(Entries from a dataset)
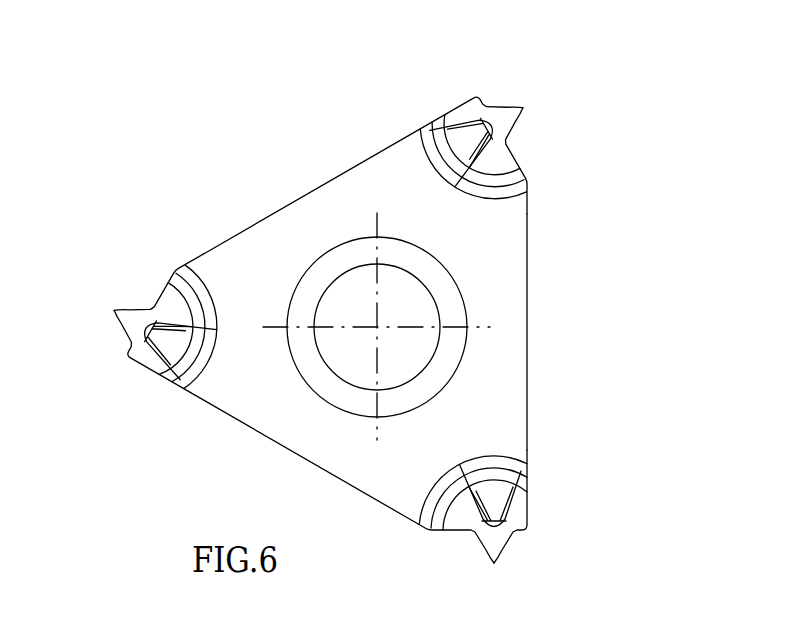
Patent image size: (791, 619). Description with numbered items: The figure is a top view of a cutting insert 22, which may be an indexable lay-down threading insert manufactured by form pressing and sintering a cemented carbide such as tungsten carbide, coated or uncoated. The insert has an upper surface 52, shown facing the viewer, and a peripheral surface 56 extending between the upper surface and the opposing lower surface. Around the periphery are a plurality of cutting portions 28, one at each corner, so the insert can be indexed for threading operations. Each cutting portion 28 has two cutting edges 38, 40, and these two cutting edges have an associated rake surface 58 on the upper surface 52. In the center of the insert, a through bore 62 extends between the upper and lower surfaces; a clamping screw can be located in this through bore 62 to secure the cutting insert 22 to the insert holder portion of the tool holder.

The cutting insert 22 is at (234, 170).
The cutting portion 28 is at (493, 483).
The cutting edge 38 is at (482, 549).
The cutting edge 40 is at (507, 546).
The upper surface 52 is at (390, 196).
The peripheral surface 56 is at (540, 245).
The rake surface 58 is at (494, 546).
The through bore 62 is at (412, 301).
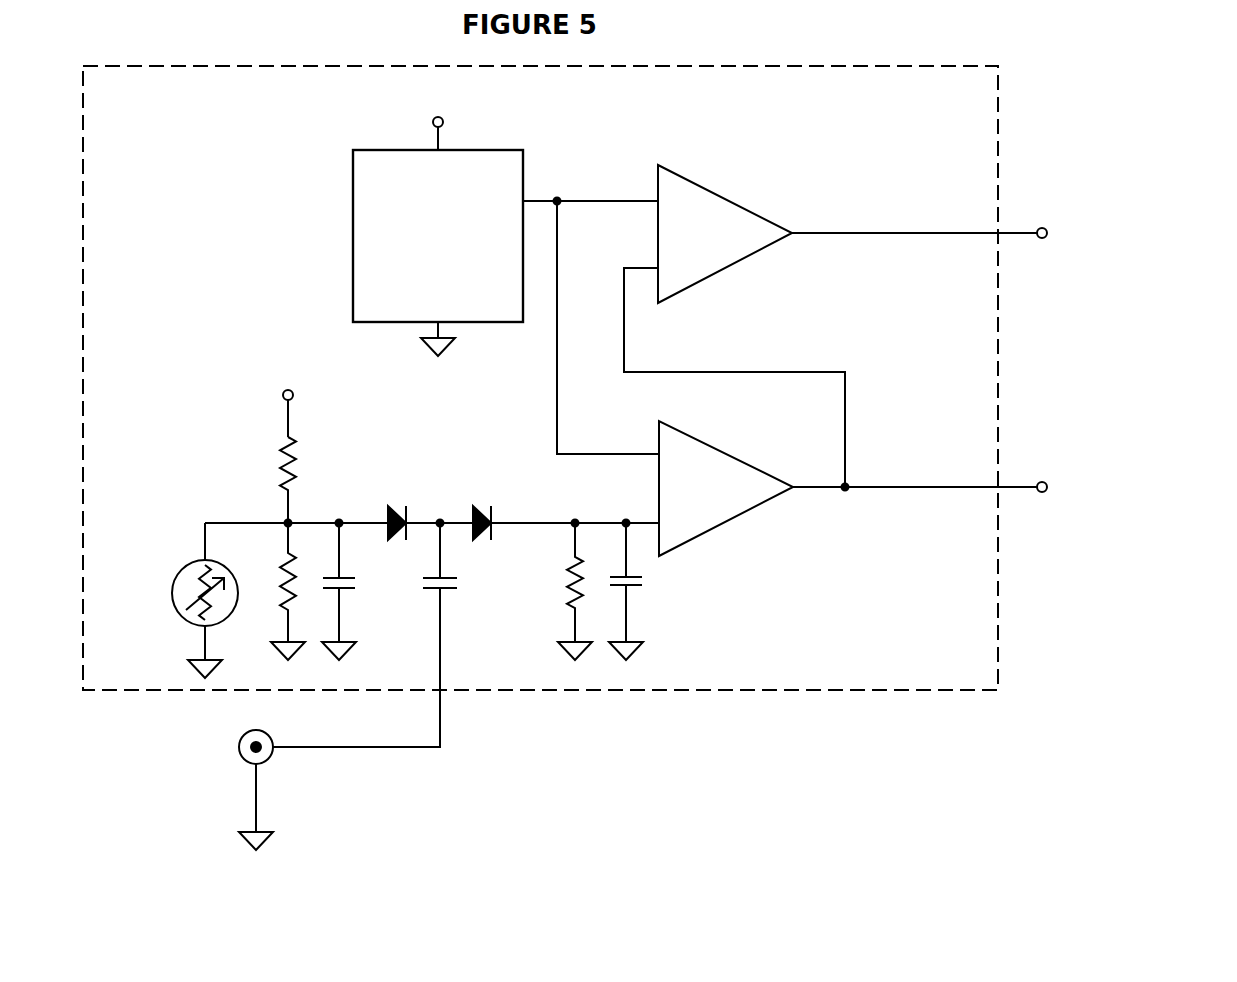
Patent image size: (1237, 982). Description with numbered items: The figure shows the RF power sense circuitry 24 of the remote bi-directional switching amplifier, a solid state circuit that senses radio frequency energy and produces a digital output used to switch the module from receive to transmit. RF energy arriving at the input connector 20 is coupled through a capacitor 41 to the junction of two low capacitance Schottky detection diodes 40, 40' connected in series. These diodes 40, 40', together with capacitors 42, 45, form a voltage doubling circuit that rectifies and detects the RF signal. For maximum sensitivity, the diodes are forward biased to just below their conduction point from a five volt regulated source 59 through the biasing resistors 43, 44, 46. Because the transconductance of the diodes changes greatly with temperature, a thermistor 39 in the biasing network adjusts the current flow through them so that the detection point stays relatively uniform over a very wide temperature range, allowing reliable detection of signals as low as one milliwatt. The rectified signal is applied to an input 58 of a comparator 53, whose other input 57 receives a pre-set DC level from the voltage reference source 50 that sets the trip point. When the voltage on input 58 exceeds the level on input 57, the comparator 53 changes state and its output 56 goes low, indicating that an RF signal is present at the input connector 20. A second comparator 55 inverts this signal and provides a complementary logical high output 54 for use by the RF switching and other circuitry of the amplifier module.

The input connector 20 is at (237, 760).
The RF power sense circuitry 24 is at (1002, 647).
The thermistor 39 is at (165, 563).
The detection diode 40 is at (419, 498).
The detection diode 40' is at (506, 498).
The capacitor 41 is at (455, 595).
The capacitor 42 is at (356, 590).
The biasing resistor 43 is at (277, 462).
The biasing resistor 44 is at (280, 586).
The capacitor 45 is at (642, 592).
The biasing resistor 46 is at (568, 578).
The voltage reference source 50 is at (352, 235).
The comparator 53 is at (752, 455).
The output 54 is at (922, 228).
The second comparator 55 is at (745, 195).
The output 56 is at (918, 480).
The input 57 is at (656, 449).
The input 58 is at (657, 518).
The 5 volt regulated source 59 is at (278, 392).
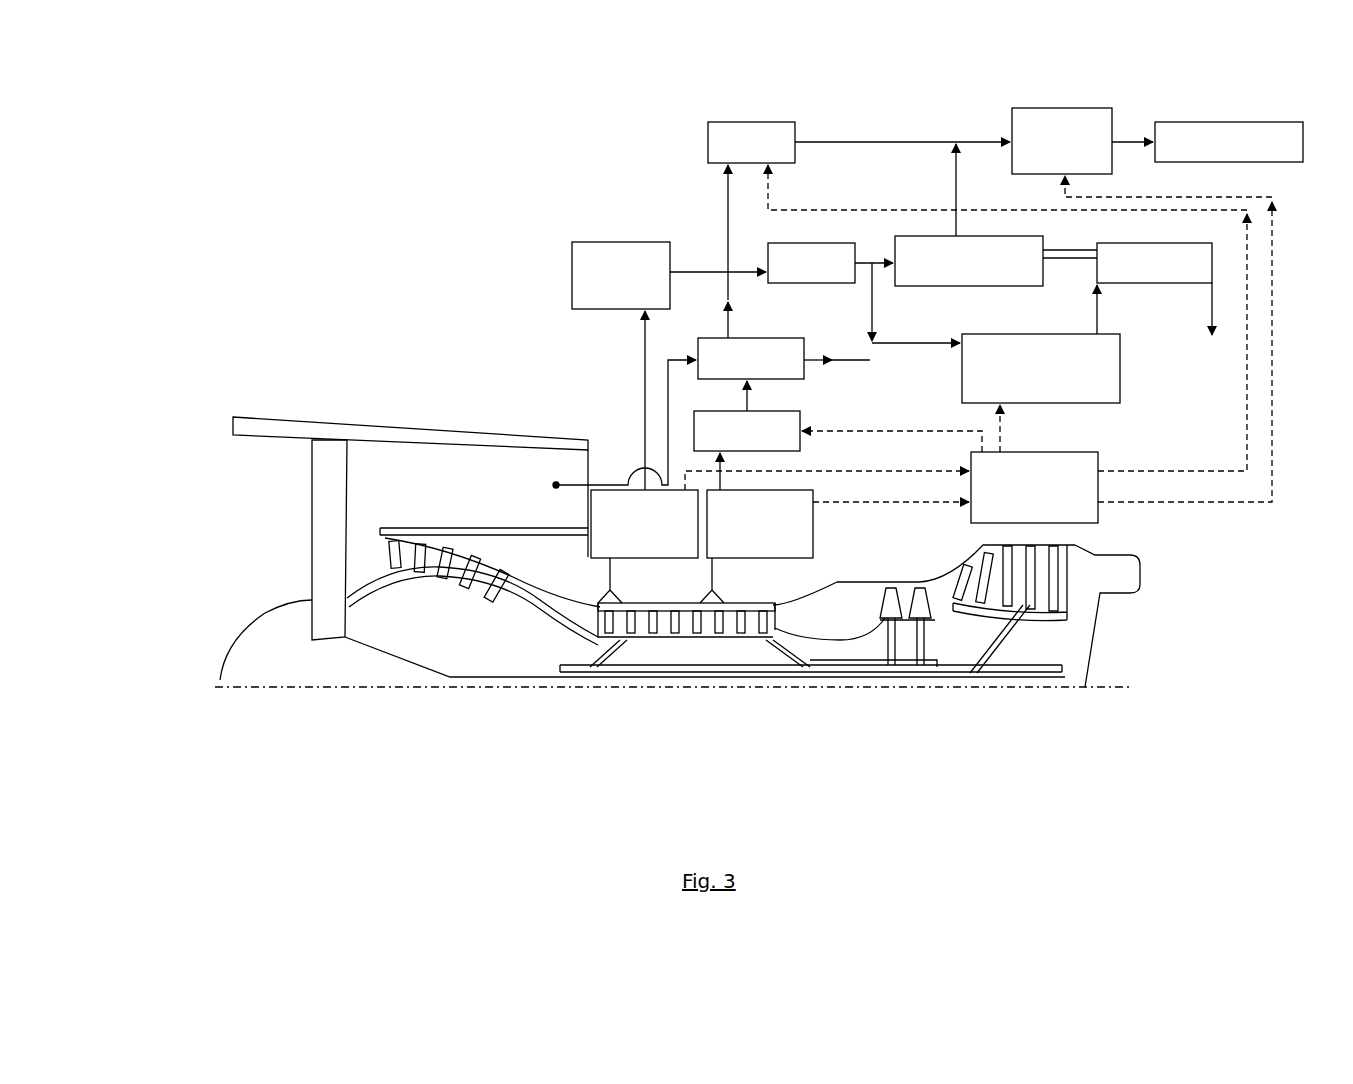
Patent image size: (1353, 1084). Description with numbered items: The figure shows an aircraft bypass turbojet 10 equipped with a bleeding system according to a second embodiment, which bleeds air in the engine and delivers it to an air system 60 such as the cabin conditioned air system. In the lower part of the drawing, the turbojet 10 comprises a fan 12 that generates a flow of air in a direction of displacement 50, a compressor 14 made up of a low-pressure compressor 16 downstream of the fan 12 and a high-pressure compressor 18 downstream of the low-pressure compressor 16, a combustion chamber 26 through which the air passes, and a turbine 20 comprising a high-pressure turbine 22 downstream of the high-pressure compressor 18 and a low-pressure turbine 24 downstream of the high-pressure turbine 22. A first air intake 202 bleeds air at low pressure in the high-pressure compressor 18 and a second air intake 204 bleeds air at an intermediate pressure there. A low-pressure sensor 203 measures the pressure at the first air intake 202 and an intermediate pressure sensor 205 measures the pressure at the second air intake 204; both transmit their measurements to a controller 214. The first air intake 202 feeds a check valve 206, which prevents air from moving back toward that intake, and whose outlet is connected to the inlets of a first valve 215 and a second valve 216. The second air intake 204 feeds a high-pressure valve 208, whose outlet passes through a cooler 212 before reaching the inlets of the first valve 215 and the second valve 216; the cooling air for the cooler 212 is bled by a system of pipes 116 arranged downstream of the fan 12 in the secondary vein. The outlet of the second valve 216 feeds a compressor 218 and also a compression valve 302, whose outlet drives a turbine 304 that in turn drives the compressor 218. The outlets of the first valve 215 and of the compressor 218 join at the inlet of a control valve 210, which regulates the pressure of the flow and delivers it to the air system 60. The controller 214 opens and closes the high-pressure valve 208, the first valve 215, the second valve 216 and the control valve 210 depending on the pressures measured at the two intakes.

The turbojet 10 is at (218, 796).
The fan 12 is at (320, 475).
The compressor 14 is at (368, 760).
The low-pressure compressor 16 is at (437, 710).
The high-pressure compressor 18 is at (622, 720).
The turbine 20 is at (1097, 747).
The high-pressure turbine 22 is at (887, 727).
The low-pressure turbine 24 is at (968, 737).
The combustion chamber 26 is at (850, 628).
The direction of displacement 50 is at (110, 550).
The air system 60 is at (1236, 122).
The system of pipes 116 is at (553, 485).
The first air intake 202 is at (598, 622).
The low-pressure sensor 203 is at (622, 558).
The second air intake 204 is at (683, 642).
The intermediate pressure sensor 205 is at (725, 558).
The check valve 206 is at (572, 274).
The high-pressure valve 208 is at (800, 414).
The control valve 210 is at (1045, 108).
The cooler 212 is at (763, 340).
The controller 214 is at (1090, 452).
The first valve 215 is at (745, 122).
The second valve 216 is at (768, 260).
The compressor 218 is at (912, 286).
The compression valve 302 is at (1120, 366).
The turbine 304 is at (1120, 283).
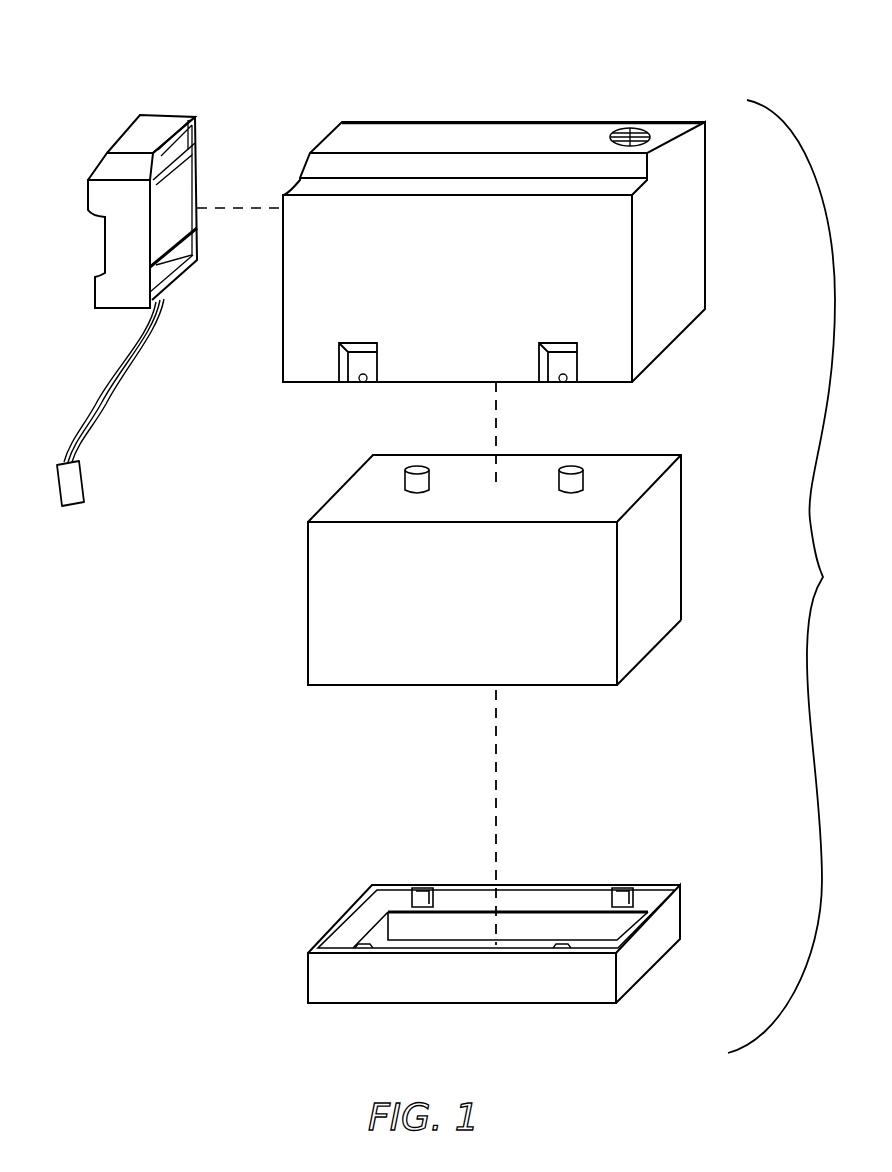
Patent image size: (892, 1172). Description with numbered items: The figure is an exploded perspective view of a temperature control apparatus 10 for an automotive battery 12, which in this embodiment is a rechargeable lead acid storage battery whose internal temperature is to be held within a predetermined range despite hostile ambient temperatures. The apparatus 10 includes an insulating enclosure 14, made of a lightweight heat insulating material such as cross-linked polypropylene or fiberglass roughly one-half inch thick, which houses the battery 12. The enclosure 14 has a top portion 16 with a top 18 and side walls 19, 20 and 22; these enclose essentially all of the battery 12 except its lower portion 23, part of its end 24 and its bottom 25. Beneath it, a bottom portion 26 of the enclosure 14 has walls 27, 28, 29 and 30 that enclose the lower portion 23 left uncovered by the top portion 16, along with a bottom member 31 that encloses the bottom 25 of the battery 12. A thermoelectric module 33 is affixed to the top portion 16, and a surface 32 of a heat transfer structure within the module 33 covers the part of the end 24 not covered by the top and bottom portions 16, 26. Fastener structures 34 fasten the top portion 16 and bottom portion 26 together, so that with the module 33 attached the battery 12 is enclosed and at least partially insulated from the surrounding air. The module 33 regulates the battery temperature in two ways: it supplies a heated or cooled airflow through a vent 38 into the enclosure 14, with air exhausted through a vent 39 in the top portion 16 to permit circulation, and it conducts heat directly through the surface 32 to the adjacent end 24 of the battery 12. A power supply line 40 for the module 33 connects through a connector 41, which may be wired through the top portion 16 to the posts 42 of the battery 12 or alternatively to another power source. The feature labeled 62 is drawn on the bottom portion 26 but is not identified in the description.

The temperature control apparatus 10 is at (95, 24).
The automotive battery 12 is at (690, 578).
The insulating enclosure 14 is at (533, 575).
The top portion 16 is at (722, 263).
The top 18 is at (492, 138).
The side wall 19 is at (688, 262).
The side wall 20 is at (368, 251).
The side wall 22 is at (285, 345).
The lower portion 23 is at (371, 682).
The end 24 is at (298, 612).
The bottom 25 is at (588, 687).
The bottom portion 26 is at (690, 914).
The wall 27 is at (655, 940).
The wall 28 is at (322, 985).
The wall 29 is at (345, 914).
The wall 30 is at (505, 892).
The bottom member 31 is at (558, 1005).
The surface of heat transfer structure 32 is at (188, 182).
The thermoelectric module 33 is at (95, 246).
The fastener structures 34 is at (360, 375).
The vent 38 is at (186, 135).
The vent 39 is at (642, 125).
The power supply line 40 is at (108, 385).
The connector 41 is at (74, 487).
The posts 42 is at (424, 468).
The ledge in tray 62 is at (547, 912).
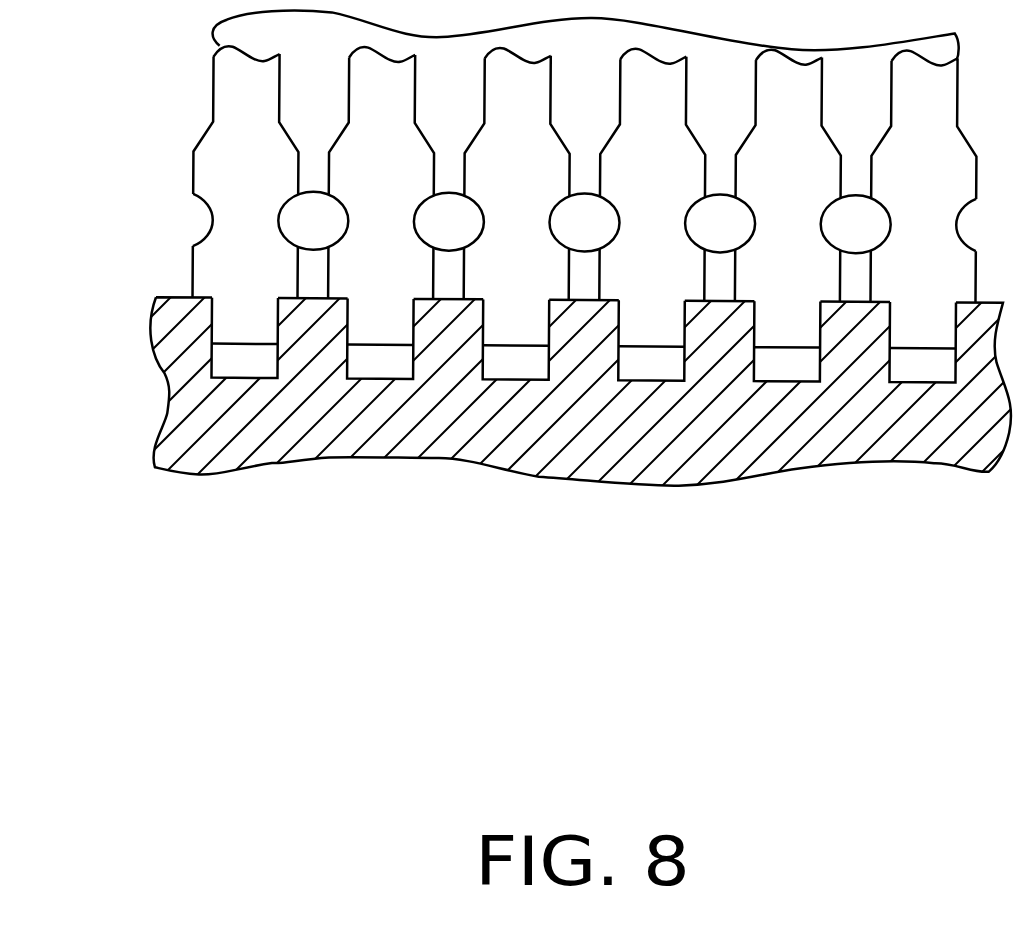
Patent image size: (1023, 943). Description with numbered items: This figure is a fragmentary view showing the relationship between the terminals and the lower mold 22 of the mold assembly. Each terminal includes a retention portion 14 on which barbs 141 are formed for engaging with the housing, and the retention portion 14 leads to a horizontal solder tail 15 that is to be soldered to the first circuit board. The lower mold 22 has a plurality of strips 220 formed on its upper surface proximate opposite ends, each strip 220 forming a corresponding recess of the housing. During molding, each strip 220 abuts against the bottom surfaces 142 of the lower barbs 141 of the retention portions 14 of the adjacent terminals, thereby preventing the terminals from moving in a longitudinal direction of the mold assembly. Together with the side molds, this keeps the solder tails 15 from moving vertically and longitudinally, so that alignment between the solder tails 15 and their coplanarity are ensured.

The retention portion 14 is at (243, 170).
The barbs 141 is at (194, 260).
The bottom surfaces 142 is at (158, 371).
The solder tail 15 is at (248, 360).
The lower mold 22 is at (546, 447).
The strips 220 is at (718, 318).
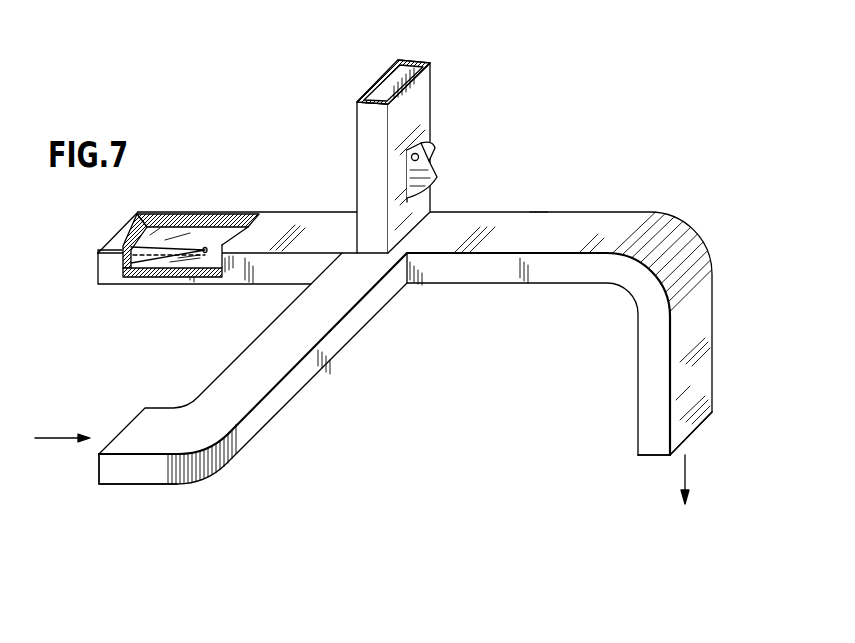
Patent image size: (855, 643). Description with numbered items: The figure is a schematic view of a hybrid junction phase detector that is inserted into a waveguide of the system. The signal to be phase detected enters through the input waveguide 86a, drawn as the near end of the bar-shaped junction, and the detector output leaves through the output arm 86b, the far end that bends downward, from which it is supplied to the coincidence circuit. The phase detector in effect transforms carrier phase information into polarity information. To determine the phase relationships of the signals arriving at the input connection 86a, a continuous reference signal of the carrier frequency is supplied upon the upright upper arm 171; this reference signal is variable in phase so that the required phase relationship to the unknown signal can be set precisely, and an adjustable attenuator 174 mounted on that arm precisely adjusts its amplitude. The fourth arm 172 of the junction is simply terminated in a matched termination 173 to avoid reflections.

DESCRIPTION OF THE TASK
Duplicate the data starting at the beginning and ending at the line that contains "The peripheral surface 56 is at (540, 245).", including both of those lines. Leave the pictures out of your answer.

TASK SOLUTION
Patent image size: (791, 619). Description with numbered items: The figure is a top view of a cutting insert 22, which may be an indexable lay-down threading insert manufactured by form pressing and sintering a cemented carbide such as tungsten carbide, coated or uncoated. The insert has an upper surface 52, shown facing the viewer, and a peripheral surface 56 extending between the upper surface and the opposing lower surface. Around the periphery are a plurality of cutting portions 28, one at each corner, so the insert can be indexed for threading operations. Each cutting portion 28 has two cutting edges 38, 40, and these two cutting edges have an associated rake surface 58 on the upper surface 52. In the center of the insert, a through bore 62 extends between the upper and lower surfaces; a clamping screw can be located in this through bore 62 to secure the cutting insert 22 to the insert holder portion of the tool holder.

The cutting insert 22 is at (234, 170).
The cutting portion 28 is at (493, 483).
The cutting edge 38 is at (482, 549).
The cutting edge 40 is at (507, 546).
The upper surface 52 is at (390, 196).
The peripheral surface 56 is at (540, 245).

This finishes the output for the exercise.